* DATASET EXCERPTS *
◆ ◆ ◆ ◆ ◆
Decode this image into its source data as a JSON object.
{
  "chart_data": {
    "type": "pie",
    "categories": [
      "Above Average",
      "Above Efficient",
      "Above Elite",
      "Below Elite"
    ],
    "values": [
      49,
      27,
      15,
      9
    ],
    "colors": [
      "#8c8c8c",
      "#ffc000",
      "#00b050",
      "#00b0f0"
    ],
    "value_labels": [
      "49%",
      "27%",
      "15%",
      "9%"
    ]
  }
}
◆ ◆ ◆ ◆ ◆
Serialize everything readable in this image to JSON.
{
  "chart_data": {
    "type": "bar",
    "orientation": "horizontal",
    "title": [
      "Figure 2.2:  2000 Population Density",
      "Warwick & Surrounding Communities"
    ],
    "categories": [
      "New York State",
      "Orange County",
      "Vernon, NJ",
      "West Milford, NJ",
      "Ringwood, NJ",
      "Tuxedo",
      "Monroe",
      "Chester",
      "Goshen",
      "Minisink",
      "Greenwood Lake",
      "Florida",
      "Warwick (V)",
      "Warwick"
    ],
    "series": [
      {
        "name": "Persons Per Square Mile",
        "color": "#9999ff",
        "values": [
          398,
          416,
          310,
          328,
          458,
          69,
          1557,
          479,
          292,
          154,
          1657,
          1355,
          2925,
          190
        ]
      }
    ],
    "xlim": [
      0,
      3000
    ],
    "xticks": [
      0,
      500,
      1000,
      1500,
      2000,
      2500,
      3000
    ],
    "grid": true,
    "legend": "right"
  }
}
◆ ◆ ◆ ◆ ◆
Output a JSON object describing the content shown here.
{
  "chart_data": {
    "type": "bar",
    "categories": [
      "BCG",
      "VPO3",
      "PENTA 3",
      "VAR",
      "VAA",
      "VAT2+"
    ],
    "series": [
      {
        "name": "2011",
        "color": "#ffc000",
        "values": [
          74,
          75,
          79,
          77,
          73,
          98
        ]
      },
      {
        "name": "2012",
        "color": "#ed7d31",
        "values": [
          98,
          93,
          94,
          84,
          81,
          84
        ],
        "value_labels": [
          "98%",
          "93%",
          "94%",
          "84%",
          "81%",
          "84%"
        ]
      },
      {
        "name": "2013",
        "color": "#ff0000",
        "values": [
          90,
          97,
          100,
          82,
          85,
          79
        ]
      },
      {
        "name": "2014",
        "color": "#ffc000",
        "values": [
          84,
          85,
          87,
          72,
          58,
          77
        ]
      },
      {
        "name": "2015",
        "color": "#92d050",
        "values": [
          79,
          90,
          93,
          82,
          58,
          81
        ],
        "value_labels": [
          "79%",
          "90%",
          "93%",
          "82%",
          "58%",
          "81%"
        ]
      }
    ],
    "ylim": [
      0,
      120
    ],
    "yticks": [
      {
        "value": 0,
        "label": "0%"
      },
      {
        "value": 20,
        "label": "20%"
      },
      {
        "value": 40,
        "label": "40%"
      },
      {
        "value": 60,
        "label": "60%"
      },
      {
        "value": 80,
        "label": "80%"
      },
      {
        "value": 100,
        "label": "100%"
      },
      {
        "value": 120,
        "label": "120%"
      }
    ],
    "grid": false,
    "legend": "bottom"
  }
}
◆ ◆ ◆ ◆ ◆
* STATED TASK *
Find the lines with the string "JSON" and reproduce them.

* FINISHED TASK *
Decode this image into its source data as a JSON object.
Serialize everything readable in this image to JSON.
Output a JSON object describing the content shown here.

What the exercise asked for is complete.